Written request:
Extract each line where the string "with" shows up.

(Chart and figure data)

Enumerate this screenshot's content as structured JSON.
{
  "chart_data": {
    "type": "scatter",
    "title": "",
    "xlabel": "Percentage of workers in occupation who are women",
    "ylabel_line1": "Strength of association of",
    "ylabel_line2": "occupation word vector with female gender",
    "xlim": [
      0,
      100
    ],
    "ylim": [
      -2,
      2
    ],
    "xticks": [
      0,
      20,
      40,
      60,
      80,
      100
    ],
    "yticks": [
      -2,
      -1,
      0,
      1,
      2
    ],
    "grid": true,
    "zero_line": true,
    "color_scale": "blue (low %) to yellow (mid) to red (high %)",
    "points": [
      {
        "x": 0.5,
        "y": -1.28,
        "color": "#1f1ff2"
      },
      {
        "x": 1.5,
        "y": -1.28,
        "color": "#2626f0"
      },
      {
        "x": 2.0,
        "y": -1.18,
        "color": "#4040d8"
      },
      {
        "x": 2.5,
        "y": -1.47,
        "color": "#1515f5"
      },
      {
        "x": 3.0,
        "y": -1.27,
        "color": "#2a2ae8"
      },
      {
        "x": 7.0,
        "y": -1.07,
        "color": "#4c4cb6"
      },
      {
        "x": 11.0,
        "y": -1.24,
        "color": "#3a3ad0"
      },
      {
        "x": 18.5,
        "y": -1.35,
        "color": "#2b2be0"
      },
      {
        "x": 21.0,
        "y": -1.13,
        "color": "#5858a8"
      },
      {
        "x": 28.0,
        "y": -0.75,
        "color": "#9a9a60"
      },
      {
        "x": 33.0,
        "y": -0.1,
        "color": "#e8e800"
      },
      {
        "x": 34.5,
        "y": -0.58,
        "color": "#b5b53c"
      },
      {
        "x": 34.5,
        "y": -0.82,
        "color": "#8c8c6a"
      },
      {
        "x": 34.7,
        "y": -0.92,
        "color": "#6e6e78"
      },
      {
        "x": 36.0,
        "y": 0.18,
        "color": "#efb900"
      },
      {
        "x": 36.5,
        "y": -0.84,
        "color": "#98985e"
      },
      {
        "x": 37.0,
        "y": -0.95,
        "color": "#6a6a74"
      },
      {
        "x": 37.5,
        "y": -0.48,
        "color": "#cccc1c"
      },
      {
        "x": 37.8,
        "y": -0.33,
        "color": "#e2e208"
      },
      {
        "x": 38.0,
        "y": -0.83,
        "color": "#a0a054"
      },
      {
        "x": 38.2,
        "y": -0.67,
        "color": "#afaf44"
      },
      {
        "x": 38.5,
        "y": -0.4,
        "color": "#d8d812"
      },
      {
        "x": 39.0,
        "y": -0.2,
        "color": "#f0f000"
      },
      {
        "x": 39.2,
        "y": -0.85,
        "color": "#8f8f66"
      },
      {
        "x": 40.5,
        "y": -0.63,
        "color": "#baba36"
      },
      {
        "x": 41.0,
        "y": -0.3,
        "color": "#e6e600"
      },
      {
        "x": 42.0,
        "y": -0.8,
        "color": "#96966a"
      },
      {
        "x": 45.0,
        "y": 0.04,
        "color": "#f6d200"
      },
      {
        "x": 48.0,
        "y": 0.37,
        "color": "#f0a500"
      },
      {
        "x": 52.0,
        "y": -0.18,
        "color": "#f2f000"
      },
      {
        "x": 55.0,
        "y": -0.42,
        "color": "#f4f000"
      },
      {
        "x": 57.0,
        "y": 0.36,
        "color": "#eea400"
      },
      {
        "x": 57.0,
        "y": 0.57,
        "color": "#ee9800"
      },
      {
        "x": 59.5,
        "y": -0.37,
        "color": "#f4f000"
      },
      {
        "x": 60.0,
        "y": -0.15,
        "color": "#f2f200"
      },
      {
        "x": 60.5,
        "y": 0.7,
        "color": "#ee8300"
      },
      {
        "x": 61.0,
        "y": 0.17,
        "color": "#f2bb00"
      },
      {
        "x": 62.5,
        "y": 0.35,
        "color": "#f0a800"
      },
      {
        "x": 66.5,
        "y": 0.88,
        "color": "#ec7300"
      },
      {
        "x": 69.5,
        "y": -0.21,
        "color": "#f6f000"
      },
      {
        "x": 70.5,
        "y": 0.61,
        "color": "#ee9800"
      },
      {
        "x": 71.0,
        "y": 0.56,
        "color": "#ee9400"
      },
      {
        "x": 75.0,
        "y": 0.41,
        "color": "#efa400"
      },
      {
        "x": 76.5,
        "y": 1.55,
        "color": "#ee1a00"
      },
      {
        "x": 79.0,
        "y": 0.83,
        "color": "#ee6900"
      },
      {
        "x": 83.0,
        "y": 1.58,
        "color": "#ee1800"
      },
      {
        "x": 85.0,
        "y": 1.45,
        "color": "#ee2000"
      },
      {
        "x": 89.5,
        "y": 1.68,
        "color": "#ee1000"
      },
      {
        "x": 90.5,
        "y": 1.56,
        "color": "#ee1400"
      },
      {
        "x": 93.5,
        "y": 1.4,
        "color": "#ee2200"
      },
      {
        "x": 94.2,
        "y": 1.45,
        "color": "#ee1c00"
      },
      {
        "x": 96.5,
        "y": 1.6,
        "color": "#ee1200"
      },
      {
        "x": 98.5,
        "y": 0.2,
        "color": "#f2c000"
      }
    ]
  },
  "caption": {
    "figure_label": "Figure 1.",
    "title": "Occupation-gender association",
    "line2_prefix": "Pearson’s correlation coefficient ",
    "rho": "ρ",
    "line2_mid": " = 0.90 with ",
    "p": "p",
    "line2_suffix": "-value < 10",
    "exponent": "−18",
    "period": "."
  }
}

Task answer:
    "ylabel_line2": "occupation word vector with female gender",
    "line2_mid": " = 0.90 with ",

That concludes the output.